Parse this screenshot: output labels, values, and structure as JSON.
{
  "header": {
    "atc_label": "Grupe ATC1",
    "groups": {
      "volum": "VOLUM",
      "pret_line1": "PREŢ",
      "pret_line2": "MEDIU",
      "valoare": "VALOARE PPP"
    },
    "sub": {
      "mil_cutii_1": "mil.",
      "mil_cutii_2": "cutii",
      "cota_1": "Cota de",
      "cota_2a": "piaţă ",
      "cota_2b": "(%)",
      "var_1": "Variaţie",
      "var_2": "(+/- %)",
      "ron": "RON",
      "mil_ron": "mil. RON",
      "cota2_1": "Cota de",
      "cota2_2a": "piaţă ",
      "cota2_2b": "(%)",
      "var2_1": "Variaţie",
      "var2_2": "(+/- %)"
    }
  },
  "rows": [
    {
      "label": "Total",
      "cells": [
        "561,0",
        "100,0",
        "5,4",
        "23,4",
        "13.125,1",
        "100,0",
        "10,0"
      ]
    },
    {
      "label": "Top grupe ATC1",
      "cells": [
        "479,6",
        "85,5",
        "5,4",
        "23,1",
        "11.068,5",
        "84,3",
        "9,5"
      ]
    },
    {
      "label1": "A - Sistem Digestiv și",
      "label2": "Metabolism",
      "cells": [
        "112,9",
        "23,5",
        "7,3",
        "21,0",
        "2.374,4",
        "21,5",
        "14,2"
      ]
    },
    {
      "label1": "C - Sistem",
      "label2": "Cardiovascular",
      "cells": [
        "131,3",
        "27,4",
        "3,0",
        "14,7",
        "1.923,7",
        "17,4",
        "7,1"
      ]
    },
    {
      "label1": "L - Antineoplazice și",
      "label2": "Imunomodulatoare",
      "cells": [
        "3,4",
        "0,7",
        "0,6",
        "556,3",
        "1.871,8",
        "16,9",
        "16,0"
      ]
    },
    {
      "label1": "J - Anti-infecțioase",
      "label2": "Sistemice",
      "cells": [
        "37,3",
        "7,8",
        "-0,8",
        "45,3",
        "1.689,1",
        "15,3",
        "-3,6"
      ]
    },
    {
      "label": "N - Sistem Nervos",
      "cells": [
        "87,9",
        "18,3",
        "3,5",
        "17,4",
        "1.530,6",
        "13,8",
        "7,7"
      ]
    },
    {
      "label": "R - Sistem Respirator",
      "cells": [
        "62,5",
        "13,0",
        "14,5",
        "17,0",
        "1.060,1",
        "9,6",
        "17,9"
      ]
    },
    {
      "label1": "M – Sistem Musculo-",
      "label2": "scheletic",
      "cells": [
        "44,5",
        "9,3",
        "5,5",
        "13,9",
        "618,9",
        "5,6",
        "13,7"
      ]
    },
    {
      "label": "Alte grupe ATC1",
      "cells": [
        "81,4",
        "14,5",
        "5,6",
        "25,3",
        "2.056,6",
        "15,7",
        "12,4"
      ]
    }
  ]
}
++++++
### Goal
Print every entry exactly as it appears.

### Exercise output
Parse this screenshot: output labels, values, and structure as JSON.
{
  "header": {
    "atc_label": "Grupe ATC1",
    "groups": {
      "volum": "VOLUM",
      "pret_line1": "PREŢ",
      "pret_line2": "MEDIU",
      "valoare": "VALOARE PPP"
    },
    "sub": {
      "mil_cutii_1": "mil.",
      "mil_cutii_2": "cutii",
      "cota_1": "Cota de",
      "cota_2a": "piaţă ",
      "cota_2b": "(%)",
      "var_1": "Variaţie",
      "var_2": "(+/- %)",
      "ron": "RON",
      "mil_ron": "mil. RON",
      "cota2_1": "Cota de",
      "cota2_2a": "piaţă ",
      "cota2_2b": "(%)",
      "var2_1": "Variaţie",
      "var2_2": "(+/- %)"
    }
  },
  "rows": [
    {
      "label": "Total",
      "cells": [
        "561,0",
        "100,0",
        "5,4",
        "23,4",
        "13.125,1",
        "100,0",
        "10,0"
      ]
    },
    {
      "label": "Top grupe ATC1",
      "cells": [
        "479,6",
        "85,5",
        "5,4",
        "23,1",
        "11.068,5",
        "84,3",
        "9,5"
      ]
    },
    {
      "label1": "A - Sistem Digestiv și",
      "label2": "Metabolism",
      "cells": [
        "112,9",
        "23,5",
        "7,3",
        "21,0",
        "2.374,4",
        "21,5",
        "14,2"
      ]
    },
    {
      "label1": "C - Sistem",
      "label2": "Cardiovascular",
      "cells": [
        "131,3",
        "27,4",
        "3,0",
        "14,7",
        "1.923,7",
        "17,4",
        "7,1"
      ]
    },
    {
      "label1": "L - Antineoplazice și",
      "label2": "Imunomodulatoare",
      "cells": [
        "3,4",
        "0,7",
        "0,6",
        "556,3",
        "1.871,8",
        "16,9",
        "16,0"
      ]
    },
    {
      "label1": "J - Anti-infecțioase",
      "label2": "Sistemice",
      "cells": [
        "37,3",
        "7,8",
        "-0,8",
        "45,3",
        "1.689,1",
        "15,3",
        "-3,6"
      ]
    },
    {
      "label": "N - Sistem Nervos",
      "cells": [
        "87,9",
        "18,3",
        "3,5",
        "17,4",
        "1.530,6",
        "13,8",
        "7,7"
      ]
    },
    {
      "label": "R - Sistem Respirator",
      "cells": [
        "62,5",
        "13,0",
        "14,5",
        "17,0",
        "1.060,1",
        "9,6",
        "17,9"
      ]
    },
    {
      "label1": "M – Sistem Musculo-",
      "label2": "scheletic",
      "cells": [
        "44,5",
        "9,3",
        "5,5",
        "13,9",
        "618,9",
        "5,6",
        "13,7"
      ]
    },
    {
      "label": "Alte grupe ATC1",
      "cells": [
        "81,4",
        "14,5",
        "5,6",
        "25,3",
        "2.056,6",
        "15,7",
        "12,4"
      ]
    }
  ]
}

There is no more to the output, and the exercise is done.